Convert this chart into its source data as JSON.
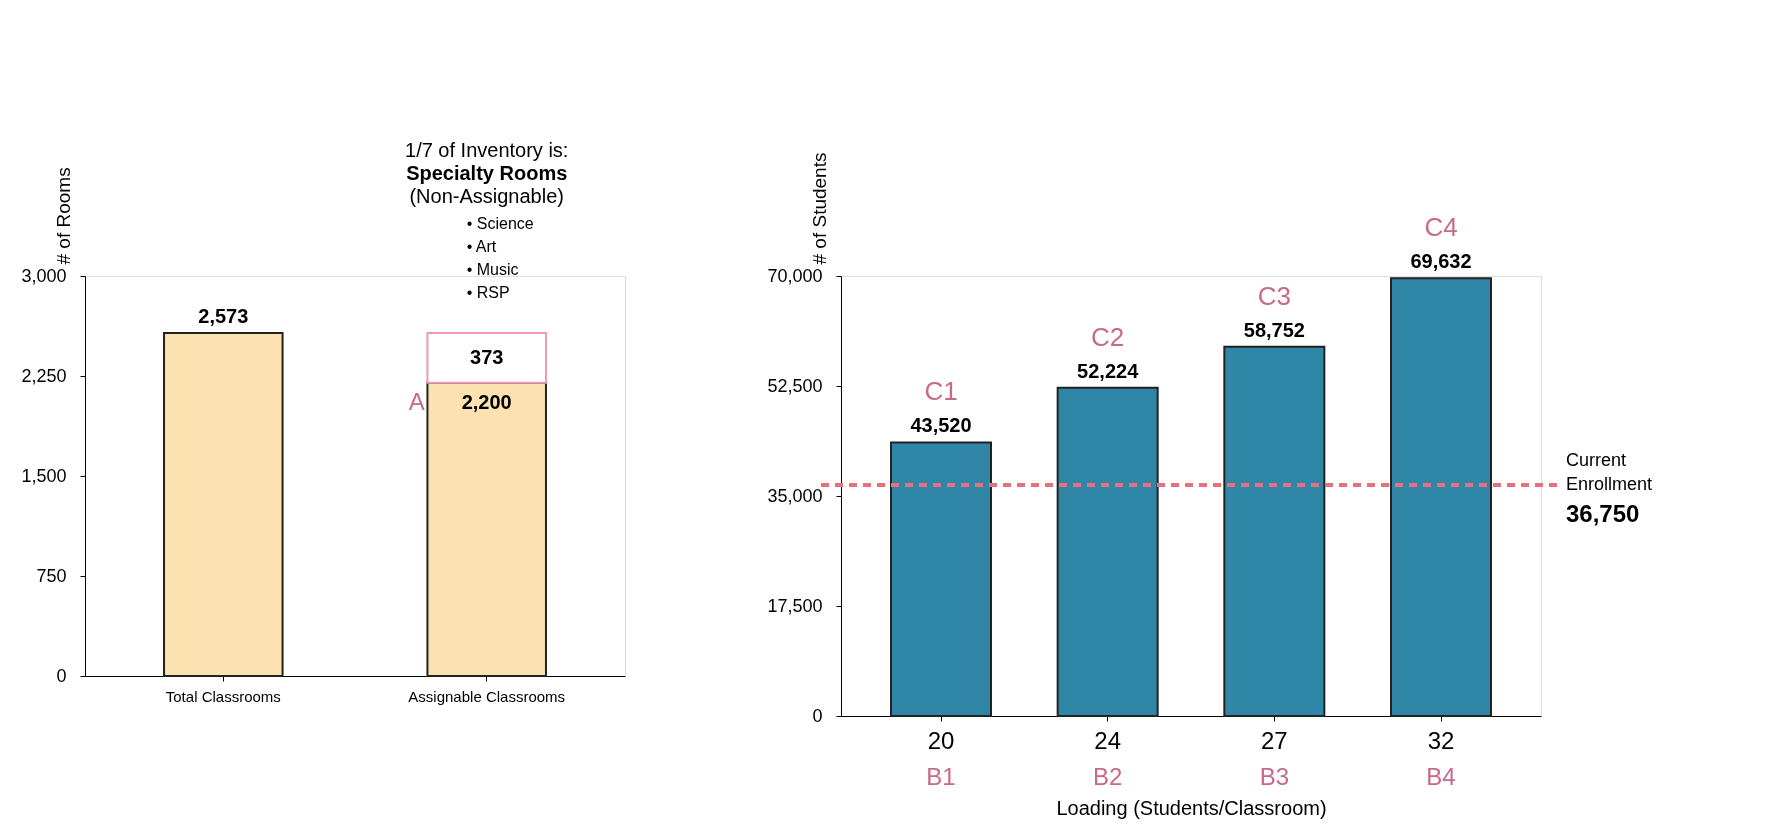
{
  "chart_data": [
    {
      "type": "bar",
      "ylabel": "# of Rooms",
      "categories": [
        "Total Classrooms",
        "Assignable Classrooms"
      ],
      "stacked": true,
      "series": [
        {
          "color": "#fbe2b0",
          "values": [
            2573,
            2200
          ],
          "value_labels": [
            "2,573",
            "2,200"
          ]
        },
        {
          "color": "#ffffff",
          "values": [
            null,
            373
          ],
          "value_labels": [
            null,
            "373"
          ]
        }
      ],
      "ylim": [
        0,
        3000
      ],
      "yticks": [
        0,
        {
          "value": 750,
          "label": "750"
        },
        {
          "value": 1500,
          "label": "1,500"
        },
        {
          "value": 2250,
          "label": "2,250"
        },
        {
          "value": 3000,
          "label": "3,000"
        }
      ],
      "grid": false,
      "annotations": [
        "1/7 of Inventory is:",
        "Specialty Rooms",
        "(Non-Assignable)",
        "• Science",
        "• Art",
        "• Music",
        "• RSP",
        {
          "text": "A",
          "x": "Assignable Classrooms",
          "y": 2200
        }
      ]
    },
    {
      "type": "bar",
      "ylabel": "# of Students",
      "xlabel": "Loading (Students/Classroom)",
      "categories": [
        "20",
        "24",
        "27",
        "32"
      ],
      "series": [
        {
          "color": "#2f86a6",
          "values": [
            43520,
            52224,
            58752,
            69632
          ],
          "value_labels": [
            "43,520",
            "52,224",
            "58,752",
            "69,632"
          ]
        }
      ],
      "ylim": [
        0,
        70000
      ],
      "yticks": [
        0,
        {
          "value": 17500,
          "label": "17,500"
        },
        {
          "value": 35000,
          "label": "35,000"
        },
        {
          "value": 52500,
          "label": "52,500"
        },
        {
          "value": 70000,
          "label": "70,000"
        }
      ],
      "grid": false,
      "ref_lines": [
        {
          "axis": "y",
          "value": 36750,
          "label": "Current Enrollment 36,750",
          "color": "#e8707c",
          "line_style": "dashed"
        }
      ],
      "annotations": [
        {
          "text": "C1",
          "x": "20",
          "y": 43520
        },
        {
          "text": "C2",
          "x": "24",
          "y": 52224
        },
        {
          "text": "C3",
          "x": "27",
          "y": 58752
        },
        {
          "text": "C4",
          "x": "32",
          "y": 69632
        },
        "B1",
        "B2",
        "B3",
        "B4"
      ]
    }
  ]
}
◆ ◆ ◆ ◆ ◆ ◆ ◆
Transcribe all the records above word for word, without their images.

Convert this chart into its source data as JSON.
{
  "chart_data": [
    {
      "type": "bar",
      "ylabel": "# of Rooms",
      "categories": [
        "Total Classrooms",
        "Assignable Classrooms"
      ],
      "stacked": true,
      "series": [
        {
          "color": "#fbe2b0",
          "values": [
            2573,
            2200
          ],
          "value_labels": [
            "2,573",
            "2,200"
          ]
        },
        {
          "color": "#ffffff",
          "values": [
            null,
            373
          ],
          "value_labels": [
            null,
            "373"
          ]
        }
      ],
      "ylim": [
        0,
        3000
      ],
      "yticks": [
        0,
        {
          "value": 750,
          "label": "750"
        },
        {
          "value": 1500,
          "label": "1,500"
        },
        {
          "value": 2250,
          "label": "2,250"
        },
        {
          "value": 3000,
          "label": "3,000"
        }
      ],
      "grid": false,
      "annotations": [
        "1/7 of Inventory is:",
        "Specialty Rooms",
        "(Non-Assignable)",
        "• Science",
        "• Art",
        "• Music",
        "• RSP",
        {
          "text": "A",
          "x": "Assignable Classrooms",
          "y": 2200
        }
      ]
    },
    {
      "type": "bar",
      "ylabel": "# of Students",
      "xlabel": "Loading (Students/Classroom)",
      "categories": [
        "20",
        "24",
        "27",
        "32"
      ],
      "series": [
        {
          "color": "#2f86a6",
          "values": [
            43520,
            52224,
            58752,
            69632
          ],
          "value_labels": [
            "43,520",
            "52,224",
            "58,752",
            "69,632"
          ]
        }
      ],
      "ylim": [
        0,
        70000
      ],
      "yticks": [
        0,
        {
          "value": 17500,
          "label": "17,500"
        },
        {
          "value": 35000,
          "label": "35,000"
        },
        {
          "value": 52500,
          "label": "52,500"
        },
        {
          "value": 70000,
          "label": "70,000"
        }
      ],
      "grid": false,
      "ref_lines": [
        {
          "axis": "y",
          "value": 36750,
          "label": "Current Enrollment 36,750",
          "color": "#e8707c",
          "line_style": "dashed"
        }
      ],
      "annotations": [
        {
          "text": "C1",
          "x": "20",
          "y": 43520
        },
        {
          "text": "C2",
          "x": "24",
          "y": 52224
        },
        {
          "text": "C3",
          "x": "27",
          "y": 58752
        },
        {
          "text": "C4",
          "x": "32",
          "y": 69632
        },
        "B1",
        "B2",
        "B3",
        "B4"
      ]
    }
  ]
}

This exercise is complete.